* [Challenge]:
Give every line back verbatim, dropping all images.

Items from a data source
┌──
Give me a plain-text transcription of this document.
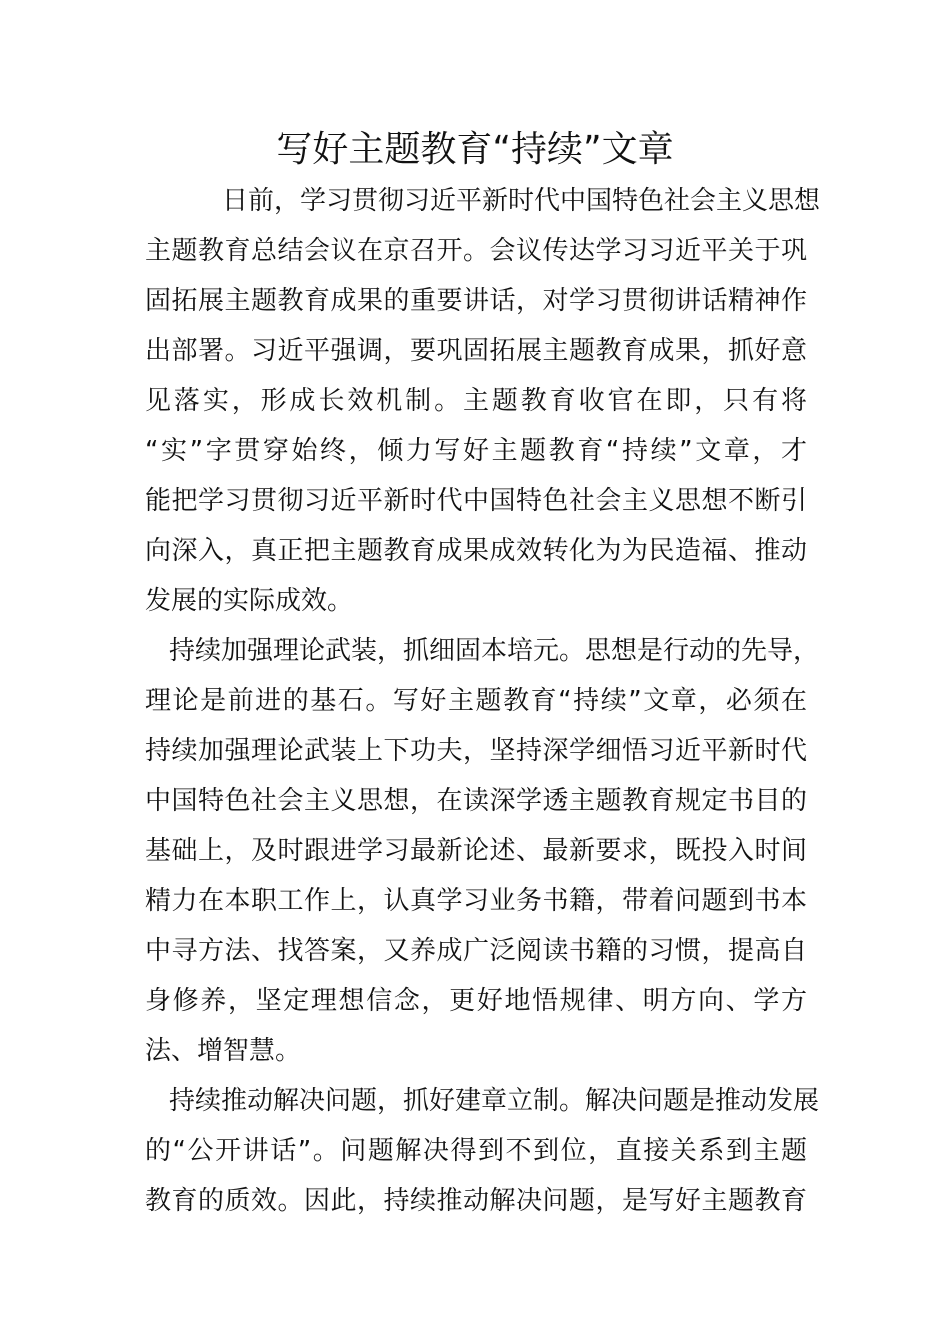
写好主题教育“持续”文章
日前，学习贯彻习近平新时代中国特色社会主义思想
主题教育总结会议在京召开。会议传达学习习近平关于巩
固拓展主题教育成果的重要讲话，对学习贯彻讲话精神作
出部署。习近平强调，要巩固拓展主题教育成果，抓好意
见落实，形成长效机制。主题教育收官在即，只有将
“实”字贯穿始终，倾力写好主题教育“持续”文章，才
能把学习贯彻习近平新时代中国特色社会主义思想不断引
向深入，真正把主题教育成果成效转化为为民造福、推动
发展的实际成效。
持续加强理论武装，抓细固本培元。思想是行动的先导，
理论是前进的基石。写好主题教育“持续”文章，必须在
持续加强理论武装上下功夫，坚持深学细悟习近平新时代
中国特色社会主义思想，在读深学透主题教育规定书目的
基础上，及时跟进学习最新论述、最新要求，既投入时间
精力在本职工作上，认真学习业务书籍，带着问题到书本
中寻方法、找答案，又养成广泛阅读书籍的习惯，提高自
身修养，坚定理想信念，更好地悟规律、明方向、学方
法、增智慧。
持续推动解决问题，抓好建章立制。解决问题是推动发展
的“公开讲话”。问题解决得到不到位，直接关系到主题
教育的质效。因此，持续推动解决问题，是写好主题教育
└──
* [Result below]:
Give me a plain-text transcription of this document.
写好主题教育“持续”文章
日前，学习贯彻习近平新时代中国特色社会主义思想
主题教育总结会议在京召开。会议传达学习习近平关于巩
固拓展主题教育成果的重要讲话，对学习贯彻讲话精神作
出部署。习近平强调，要巩固拓展主题教育成果，抓好意
见落实，形成长效机制。主题教育收官在即，只有将
“实”字贯穿始终，倾力写好主题教育“持续”文章，才
能把学习贯彻习近平新时代中国特色社会主义思想不断引
向深入，真正把主题教育成果成效转化为为民造福、推动
发展的实际成效。
持续加强理论武装，抓细固本培元。思想是行动的先导，
理论是前进的基石。写好主题教育“持续”文章，必须在
持续加强理论武装上下功夫，坚持深学细悟习近平新时代
中国特色社会主义思想，在读深学透主题教育规定书目的
基础上，及时跟进学习最新论述、最新要求，既投入时间
精力在本职工作上，认真学习业务书籍，带着问题到书本
中寻方法、找答案，又养成广泛阅读书籍的习惯，提高自
身修养，坚定理想信念，更好地悟规律、明方向、学方
法、增智慧。
持续推动解决问题，抓好建章立制。解决问题是推动发展
的“公开讲话”。问题解决得到不到位，直接关系到主题
教育的质效。因此，持续推动解决问题，是写好主题教育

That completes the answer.